Challenge: Extract the lines that hold the string "statistics".

Records for this task:
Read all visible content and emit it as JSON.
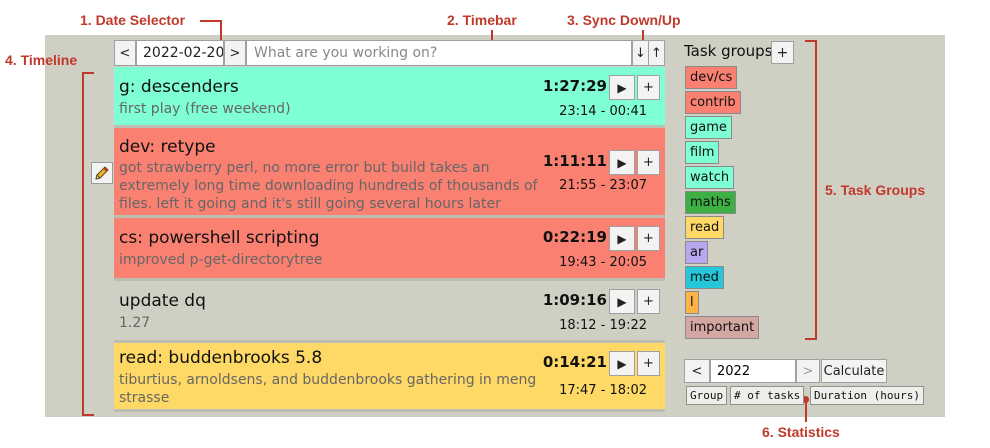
{
  "annotations": {
    "date_selector": "1. Date Selector",
    "timebar": "2. Timebar",
    "sync": "3. Sync Down/Up",
    "timeline": "4. Timeline",
    "task_groups": "5. Task Groups",
    "statistics": "6. Statistics"
  },
  "topbar": {
    "prev_label": "<",
    "date_value": "2022-02-20",
    "next_label": ">",
    "timebar_placeholder": "What are you working on?",
    "sync_down": "↓",
    "sync_up": "↑"
  },
  "tasks": [
    {
      "title": "g: descenders",
      "desc": "first play (free weekend)",
      "duration": "1:27:29",
      "range": "23:14 - 00:41",
      "color": "#7fffd4"
    },
    {
      "title": "dev: retype",
      "desc": "got strawberry perl, no more error but build takes an extremely long time downloading hundreds of thousands of files. left it going and it's still going several hours later",
      "duration": "1:11:11",
      "range": "21:55 - 23:07",
      "color": "#fa8072"
    },
    {
      "title": "cs: powershell scripting",
      "desc": "improved p-get-directorytree",
      "duration": "0:22:19",
      "range": "19:43 - 20:05",
      "color": "#fa8072"
    },
    {
      "title": "update dq",
      "desc": "1.27",
      "duration": "1:09:16",
      "range": "18:12 - 19:22",
      "color": "#d0cfc3"
    },
    {
      "title": "read: buddenbrooks 5.8",
      "desc": "tiburtius, arnoldsens, and buddenbrooks gathering in meng strasse",
      "duration": "0:14:21",
      "range": "17:47 - 18:02",
      "color": "#ffd966"
    }
  ],
  "task_buttons": {
    "play": "▶",
    "add": "+"
  },
  "task_groups": {
    "header": "Task groups",
    "add_label": "+",
    "items": [
      {
        "name": "dev/cs",
        "color": "#fa8072"
      },
      {
        "name": "contrib",
        "color": "#fa8072"
      },
      {
        "name": "game",
        "color": "#7fffd4"
      },
      {
        "name": "film",
        "color": "#7fffd4"
      },
      {
        "name": "watch",
        "color": "#7fffd4"
      },
      {
        "name": "maths",
        "color": "#3cb043"
      },
      {
        "name": "read",
        "color": "#ffd966"
      },
      {
        "name": "ar",
        "color": "#b9a7f0"
      },
      {
        "name": "med",
        "color": "#26c6da"
      },
      {
        "name": "l",
        "color": "#ffb347"
      },
      {
        "name": "important",
        "color": "#d4a7a3"
      }
    ]
  },
  "statistics": {
    "prev_label": "<",
    "year_value": "2022",
    "next_label": ">",
    "calculate_label": "Calculate",
    "columns": [
      "Group",
      "# of tasks",
      "Duration (hours)"
    ]
  }
}
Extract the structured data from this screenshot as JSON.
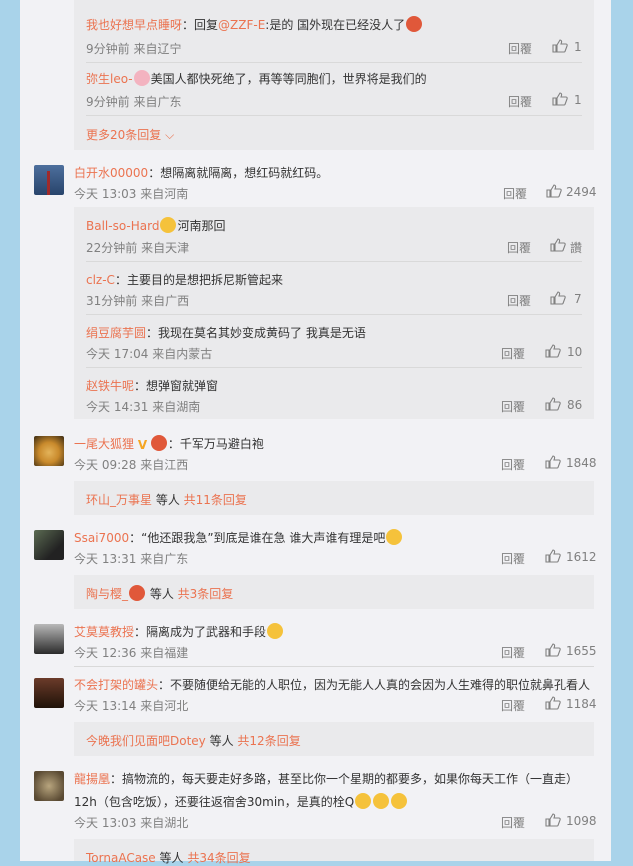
{
  "reply_label": "回覆",
  "comments": {
    "c1": {
      "r1": {
        "user": "我也好想早点睡呀",
        "pre": "：回复",
        "mention": "@ZZF-E",
        "text": ":是的 国外现在已经没人了",
        "time": "9分钟前 来自辽宁",
        "likes": "1"
      },
      "r2": {
        "user": "弥生leo-",
        "text": "美国人都快死绝了，再等等同胞们，世界将是我们的",
        "time": "9分钟前 来自广东",
        "likes": "1"
      },
      "more": "更多20条回复"
    },
    "c2": {
      "user": "白开水00000",
      "text": "：想隔离就隔离，想红码就红码。",
      "time": "今天 13:03 来自河南",
      "likes": "2494",
      "r1": {
        "user": "Ball-so-Hard",
        "text": "河南那回",
        "time": "22分钟前 来自天津",
        "likes": "讚"
      },
      "r2": {
        "user": "clz-C",
        "text": "：主要目的是想把拆尼斯管起来",
        "time": "31分钟前 来自广西",
        "likes": "7"
      },
      "r3": {
        "user": "绢豆腐芋圆",
        "text": "：我现在莫名其妙变成黄码了 我真是无语",
        "time": "今天 17:04 来自内蒙古",
        "likes": "10"
      },
      "r4": {
        "user": "赵铁牛呢",
        "text": "：想弹窗就弹窗",
        "time": "今天 14:31 来自湖南",
        "likes": "86"
      }
    },
    "c3": {
      "user": "一尾大狐狸",
      "text": "：千军万马避白袍",
      "time": "今天 09:28 来自江西",
      "likes": "1848",
      "sum_user": "环山_万事星",
      "sum_mid": " 等人 ",
      "sum_count": "共11条回复"
    },
    "c4": {
      "user": "Ssai7000",
      "text": "：“他还跟我急”到底是谁在急 谁大声谁有理是吧",
      "time": "今天 13:31 来自广东",
      "likes": "1612",
      "sum_user": "陶与樱_",
      "sum_mid": " 等人 ",
      "sum_count": "共3条回复"
    },
    "c5": {
      "user": "艾莫莫教授",
      "text": "：隔离成为了武器和手段",
      "time": "今天 12:36 来自福建",
      "likes": "1655"
    },
    "c6": {
      "user": "不会打架的罐头",
      "text": "：不要随便给无能的人职位，因为无能人人真的会因为人生难得的职位就鼻孔看人",
      "time": "今天 13:14 来自河北",
      "likes": "1184",
      "sum_user": "今晚我们见面吧Dotey",
      "sum_mid": " 等人 ",
      "sum_count": "共12条回复"
    },
    "c7": {
      "user": "龍揚凰",
      "text": "：搞物流的，每天要走好多路，甚至比你一个星期的都要多，如果你每天工作（一直走）",
      "text2": "12h（包含吃饭），还要往返宿舍30min，是真的栓Q",
      "time": "今天 13:03 来自湖北",
      "likes": "1098",
      "sum_user": "TornaACase",
      "sum_mid": " 等人 ",
      "sum_count": "共34条回复"
    }
  },
  "colors": {
    "accent": "#eb7350",
    "page_bg": "#a9d3ea",
    "panel_bg": "#f2f2f5",
    "sub_bg": "#eaeaec"
  }
}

Result for this task:
    "statistics": "6. Statistics"
  "statistics": {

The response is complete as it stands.